## Text for analysis:

Moving Forward on Population Health



For many years, within the public health sphere there has been discussion about the need to address health promotion and disease prevention from a broader context that considers the community as a whole: the environment and inputs that allow people to make healthy choices and to be healthy. The idea is that we should be thinking in terms of population health – that is, health outcomes of a group of individuals, including the distribution of such outcomes within the group – rather than responding to the health of individuals from a purely medical treatment point of view. Although it has been clear to many in public health that this is the logical way to look at health systems, we could not make a lot of progress because of the strictures of the funding system.

I am now seeing a shift. Finally, because of health reforms that have allowed a new flexibility in funding streams, we are able to talk about making the integration of public health and medical care a reality.

There are two main reasons for this shift that are taking place in the broader scheme of health care. First, the concept of the patient-centered medical home – taking a team-based approach within providers’ offices to coordinated treatment and prevention – has been taking hold. Medical practices are being asked to demonstrate high levels of patient satisfaction, adherence to standards of care, and improvement in health outcomes. A factor in this shift is that the Patient Centered Medical Home (PCMH) is a key strategy within accountable care organizations, which are now being held accountable for costs and outcomes of the populations they serve. Providers now have a financial incentive arrangement to keep costs down and produce better outcomes – for example to ensure that patients are getting the care they need to reduce hospital readmissions.

The second factor is the availability of federal funding for state innovation grants that enable the public health sphere to support efforts to build healthy communities, such as the work JSI is doing for Mass in Motion in three Massachusetts towns.

As a result, there is now an opportunity to adopt principals of population health management to build new models of health promotion by looking at health states, needs, and outcomes within communities, and developing interventions based on those findings. It lets us provide care within the broader scheme of work, home, play, life, rather than just when the patient walks in the door of a clinic.

The state of Maryland has offered terminology for what it is calling a new multi-payer patient centered medical home: the “community integrated medical home.” The CIMH vision is a transformed health system that integrates patient-centered primary care with innovative community health initiatives. We are now ready to make a reality the community-integrated medical home, in which primary care is working together with local health departments. In this model, local public health staff identifies and responds to hot spots for low health status or high rates of emergency department use and hospital readmissions, and connects high risk patients to community-based supports.

## Task brief:
Reproduce everything in the text on population health from "The state of" down to "to community-based supports.", without changing a word.

## Extracted entries:
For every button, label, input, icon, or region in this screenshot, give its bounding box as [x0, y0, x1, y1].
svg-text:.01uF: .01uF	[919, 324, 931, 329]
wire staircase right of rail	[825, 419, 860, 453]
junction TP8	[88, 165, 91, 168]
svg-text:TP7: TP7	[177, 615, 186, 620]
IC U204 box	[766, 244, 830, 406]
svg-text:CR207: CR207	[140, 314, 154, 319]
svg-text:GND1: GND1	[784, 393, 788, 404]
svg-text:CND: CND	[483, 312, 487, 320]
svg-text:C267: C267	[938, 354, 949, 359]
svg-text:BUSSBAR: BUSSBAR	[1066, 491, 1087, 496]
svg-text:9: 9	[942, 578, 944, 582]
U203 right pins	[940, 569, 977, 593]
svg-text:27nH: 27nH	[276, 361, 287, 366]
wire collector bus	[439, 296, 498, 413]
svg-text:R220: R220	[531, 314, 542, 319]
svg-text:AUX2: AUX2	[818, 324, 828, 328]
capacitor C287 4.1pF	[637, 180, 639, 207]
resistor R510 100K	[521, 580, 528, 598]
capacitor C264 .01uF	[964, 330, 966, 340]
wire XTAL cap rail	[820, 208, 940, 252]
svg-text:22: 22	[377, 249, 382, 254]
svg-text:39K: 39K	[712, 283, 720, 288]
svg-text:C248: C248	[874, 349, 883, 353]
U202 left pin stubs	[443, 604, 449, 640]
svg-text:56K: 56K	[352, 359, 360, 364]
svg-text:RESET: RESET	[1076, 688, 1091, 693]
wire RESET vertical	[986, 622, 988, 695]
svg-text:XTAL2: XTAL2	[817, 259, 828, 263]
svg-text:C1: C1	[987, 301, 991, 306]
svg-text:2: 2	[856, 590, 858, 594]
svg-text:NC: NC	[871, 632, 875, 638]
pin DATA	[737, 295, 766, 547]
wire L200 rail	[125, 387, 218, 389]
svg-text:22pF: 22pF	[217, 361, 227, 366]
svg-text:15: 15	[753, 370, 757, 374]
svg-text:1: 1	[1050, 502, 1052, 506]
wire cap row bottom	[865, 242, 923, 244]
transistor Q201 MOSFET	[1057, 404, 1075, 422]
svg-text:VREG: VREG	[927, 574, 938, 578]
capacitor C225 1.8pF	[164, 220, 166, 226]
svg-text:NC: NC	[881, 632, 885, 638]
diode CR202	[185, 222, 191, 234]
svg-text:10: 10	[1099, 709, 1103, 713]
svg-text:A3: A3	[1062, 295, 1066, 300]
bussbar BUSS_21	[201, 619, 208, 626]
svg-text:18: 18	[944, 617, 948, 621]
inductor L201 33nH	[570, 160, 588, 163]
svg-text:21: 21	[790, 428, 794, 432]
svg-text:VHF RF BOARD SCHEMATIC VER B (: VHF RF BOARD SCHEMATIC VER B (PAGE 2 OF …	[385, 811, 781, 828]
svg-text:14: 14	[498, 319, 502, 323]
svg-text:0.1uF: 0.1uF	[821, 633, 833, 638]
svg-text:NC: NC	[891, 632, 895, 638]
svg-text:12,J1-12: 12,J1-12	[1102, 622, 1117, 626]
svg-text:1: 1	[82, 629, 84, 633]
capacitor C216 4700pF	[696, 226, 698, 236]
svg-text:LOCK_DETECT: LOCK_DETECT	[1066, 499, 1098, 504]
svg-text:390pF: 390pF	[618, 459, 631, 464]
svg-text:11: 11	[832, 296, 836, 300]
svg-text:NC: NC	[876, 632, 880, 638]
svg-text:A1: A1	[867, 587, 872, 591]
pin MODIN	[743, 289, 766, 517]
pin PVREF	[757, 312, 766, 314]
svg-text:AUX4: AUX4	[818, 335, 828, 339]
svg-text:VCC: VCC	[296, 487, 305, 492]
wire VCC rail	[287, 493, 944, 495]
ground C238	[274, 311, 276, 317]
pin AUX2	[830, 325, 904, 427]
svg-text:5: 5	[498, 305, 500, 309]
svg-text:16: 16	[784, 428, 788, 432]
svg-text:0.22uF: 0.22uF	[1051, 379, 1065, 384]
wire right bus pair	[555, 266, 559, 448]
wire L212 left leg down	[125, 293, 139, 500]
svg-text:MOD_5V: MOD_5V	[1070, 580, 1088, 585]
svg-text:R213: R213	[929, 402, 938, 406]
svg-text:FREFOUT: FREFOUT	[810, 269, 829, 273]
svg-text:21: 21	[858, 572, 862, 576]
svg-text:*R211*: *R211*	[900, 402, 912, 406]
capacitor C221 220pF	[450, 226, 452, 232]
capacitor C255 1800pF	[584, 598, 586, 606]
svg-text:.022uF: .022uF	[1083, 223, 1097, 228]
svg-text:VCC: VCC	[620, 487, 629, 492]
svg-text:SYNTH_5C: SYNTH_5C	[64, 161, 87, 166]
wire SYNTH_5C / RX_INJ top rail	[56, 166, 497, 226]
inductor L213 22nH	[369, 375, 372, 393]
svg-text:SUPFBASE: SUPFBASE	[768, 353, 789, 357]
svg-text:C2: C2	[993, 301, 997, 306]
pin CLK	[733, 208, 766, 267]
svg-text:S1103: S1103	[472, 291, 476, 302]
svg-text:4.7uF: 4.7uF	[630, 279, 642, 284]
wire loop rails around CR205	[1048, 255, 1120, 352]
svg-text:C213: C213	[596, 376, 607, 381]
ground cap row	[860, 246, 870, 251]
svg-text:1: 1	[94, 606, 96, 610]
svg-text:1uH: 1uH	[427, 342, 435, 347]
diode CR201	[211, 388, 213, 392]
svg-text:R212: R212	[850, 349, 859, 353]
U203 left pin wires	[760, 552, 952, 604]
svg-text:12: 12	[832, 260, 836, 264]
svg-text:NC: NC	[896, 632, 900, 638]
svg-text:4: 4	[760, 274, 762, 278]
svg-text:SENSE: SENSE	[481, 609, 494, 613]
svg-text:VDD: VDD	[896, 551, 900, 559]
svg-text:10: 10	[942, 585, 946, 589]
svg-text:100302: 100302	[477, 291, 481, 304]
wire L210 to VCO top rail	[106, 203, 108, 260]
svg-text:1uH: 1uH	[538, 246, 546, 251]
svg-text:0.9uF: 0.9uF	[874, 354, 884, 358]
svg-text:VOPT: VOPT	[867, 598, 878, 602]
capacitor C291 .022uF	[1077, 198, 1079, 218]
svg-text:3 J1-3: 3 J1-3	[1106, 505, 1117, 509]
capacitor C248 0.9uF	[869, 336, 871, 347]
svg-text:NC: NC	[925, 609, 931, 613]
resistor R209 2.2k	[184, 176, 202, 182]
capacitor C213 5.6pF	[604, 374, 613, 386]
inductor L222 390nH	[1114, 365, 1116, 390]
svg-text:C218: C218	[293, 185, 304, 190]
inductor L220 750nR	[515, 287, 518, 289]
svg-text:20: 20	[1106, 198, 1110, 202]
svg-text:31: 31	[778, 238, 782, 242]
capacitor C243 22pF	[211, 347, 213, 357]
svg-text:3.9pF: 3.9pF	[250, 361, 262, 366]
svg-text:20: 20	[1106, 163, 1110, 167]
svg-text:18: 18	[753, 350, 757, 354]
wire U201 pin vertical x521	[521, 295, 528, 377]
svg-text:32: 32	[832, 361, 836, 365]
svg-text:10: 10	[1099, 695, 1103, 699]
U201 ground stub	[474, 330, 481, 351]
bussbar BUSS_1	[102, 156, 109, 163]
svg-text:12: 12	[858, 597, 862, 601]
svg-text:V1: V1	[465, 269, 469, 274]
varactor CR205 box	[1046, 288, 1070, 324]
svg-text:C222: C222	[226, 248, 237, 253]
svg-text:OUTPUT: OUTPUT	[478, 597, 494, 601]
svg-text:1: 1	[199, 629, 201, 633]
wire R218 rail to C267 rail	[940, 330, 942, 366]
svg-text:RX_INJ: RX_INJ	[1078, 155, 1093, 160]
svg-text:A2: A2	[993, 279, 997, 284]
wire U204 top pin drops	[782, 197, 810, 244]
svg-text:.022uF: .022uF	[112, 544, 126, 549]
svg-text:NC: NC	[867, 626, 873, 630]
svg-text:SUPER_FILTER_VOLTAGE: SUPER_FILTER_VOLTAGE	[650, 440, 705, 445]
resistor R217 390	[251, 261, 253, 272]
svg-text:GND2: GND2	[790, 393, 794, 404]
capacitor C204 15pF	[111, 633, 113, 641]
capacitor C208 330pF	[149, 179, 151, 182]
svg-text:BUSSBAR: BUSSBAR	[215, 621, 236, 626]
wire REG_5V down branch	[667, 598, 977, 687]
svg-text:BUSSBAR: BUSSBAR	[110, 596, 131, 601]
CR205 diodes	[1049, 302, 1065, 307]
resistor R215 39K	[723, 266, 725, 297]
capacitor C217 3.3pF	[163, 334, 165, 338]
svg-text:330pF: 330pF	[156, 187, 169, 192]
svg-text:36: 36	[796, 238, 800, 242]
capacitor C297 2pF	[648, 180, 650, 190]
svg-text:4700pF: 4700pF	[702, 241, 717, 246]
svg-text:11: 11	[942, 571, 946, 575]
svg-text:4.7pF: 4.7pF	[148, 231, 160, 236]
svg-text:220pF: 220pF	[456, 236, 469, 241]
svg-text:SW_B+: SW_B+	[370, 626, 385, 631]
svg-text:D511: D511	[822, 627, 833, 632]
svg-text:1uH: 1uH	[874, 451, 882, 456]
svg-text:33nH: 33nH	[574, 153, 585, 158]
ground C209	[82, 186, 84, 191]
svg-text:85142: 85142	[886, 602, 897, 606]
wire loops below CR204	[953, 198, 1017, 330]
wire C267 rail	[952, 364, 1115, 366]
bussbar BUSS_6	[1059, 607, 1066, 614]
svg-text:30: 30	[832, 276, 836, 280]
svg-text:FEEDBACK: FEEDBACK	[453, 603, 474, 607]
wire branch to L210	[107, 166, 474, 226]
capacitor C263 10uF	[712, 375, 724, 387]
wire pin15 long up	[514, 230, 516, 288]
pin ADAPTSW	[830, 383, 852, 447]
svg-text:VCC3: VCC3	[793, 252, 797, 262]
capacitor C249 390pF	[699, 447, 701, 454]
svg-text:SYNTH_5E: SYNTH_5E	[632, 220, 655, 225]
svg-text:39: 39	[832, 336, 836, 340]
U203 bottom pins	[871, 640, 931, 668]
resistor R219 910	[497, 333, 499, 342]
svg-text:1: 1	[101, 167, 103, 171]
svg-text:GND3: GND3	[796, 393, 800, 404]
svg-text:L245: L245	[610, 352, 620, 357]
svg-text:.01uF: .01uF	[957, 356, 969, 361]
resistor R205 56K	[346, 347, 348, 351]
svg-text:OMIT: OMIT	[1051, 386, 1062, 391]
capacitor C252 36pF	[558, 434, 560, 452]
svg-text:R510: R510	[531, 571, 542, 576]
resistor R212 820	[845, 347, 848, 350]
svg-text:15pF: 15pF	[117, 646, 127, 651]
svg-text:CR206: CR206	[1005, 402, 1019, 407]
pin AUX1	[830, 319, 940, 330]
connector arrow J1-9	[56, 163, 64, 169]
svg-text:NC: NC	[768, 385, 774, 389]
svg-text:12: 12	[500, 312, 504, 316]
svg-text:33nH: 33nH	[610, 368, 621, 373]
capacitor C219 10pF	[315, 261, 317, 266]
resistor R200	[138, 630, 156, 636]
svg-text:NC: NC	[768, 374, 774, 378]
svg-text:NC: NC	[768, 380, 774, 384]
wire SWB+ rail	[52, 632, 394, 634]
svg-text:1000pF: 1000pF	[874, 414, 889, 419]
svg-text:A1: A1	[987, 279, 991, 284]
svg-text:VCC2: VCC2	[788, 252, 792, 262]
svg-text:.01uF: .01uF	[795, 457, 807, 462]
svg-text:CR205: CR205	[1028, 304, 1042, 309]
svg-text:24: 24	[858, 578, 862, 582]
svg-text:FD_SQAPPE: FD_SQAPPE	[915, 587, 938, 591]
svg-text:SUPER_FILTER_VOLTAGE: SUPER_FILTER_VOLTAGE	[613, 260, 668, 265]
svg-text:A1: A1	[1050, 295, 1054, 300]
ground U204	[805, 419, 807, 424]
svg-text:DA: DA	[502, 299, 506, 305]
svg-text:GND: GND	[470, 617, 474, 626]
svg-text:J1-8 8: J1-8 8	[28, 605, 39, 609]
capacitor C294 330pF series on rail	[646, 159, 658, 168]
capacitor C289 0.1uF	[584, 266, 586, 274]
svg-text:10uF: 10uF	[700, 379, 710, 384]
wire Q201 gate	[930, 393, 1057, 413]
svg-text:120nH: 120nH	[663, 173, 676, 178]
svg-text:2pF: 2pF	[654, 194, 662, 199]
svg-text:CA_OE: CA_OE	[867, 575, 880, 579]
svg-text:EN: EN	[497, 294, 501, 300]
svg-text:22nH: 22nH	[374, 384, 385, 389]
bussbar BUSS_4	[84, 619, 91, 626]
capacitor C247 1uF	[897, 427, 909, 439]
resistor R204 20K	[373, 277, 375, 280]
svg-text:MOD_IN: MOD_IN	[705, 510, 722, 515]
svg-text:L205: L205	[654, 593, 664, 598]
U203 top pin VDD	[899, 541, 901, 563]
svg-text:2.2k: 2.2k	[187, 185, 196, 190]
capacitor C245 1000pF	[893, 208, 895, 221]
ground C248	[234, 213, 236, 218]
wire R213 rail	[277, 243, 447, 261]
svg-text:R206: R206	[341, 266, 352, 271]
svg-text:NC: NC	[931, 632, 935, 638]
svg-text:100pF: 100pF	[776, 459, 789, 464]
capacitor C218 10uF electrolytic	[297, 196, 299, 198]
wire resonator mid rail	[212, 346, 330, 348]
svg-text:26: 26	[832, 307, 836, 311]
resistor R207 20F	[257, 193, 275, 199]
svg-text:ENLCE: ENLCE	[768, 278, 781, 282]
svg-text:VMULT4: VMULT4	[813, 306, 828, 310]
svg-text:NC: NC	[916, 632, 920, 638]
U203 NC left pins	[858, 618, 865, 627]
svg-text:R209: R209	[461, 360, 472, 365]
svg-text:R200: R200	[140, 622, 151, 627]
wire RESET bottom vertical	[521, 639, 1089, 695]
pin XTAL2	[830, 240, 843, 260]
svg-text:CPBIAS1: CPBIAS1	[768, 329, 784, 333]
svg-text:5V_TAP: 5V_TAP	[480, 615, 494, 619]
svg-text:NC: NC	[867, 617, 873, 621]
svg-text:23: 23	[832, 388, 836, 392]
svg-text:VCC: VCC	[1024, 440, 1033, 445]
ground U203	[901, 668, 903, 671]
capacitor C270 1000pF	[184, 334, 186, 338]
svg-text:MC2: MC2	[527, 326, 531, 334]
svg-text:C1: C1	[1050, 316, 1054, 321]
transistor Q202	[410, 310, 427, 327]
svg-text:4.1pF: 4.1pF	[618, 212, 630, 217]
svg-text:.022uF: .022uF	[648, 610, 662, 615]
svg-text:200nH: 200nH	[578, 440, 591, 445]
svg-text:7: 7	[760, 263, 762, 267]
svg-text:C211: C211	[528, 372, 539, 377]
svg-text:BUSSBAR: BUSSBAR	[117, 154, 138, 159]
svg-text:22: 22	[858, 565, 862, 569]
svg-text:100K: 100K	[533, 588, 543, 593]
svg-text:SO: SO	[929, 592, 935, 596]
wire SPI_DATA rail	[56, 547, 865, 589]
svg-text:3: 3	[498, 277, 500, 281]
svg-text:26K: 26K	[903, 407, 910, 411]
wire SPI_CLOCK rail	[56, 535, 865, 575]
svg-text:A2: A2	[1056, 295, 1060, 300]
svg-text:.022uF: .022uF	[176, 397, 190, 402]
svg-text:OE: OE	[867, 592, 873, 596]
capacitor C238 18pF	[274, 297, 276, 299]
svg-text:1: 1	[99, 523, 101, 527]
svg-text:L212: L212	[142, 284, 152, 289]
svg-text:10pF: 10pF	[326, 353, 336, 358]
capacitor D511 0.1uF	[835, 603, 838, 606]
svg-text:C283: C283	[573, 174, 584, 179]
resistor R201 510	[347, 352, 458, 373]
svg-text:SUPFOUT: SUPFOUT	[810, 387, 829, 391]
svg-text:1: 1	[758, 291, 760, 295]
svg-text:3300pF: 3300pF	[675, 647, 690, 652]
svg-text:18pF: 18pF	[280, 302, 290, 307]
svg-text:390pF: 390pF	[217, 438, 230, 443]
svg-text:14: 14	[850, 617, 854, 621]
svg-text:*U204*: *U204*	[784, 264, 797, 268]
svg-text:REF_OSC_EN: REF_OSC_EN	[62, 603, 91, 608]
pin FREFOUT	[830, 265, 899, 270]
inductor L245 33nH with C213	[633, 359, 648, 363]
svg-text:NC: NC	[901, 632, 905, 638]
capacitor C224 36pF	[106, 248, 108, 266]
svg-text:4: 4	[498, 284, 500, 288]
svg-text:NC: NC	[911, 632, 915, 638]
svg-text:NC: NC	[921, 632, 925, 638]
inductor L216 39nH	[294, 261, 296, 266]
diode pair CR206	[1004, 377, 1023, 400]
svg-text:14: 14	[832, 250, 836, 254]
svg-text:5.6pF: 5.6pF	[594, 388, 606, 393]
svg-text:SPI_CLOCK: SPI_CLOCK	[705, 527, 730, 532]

## Reply to the task:
The state of Maryland has offered terminology for what it is calling a new multi-payer patient centered medical home: the “community integrated medical home.” The CIMH vision is a transformed health system that integrates patient-centered primary care with innovative community health initiatives. We are now ready to make a reality the community-integrated medical home, in which primary care is working together with local health departments. In this model, local public health staff identifies and responds to hot spots for low health status or high rates of emergency department use and hospital readmissions, and connects high risk patients to community-based supports.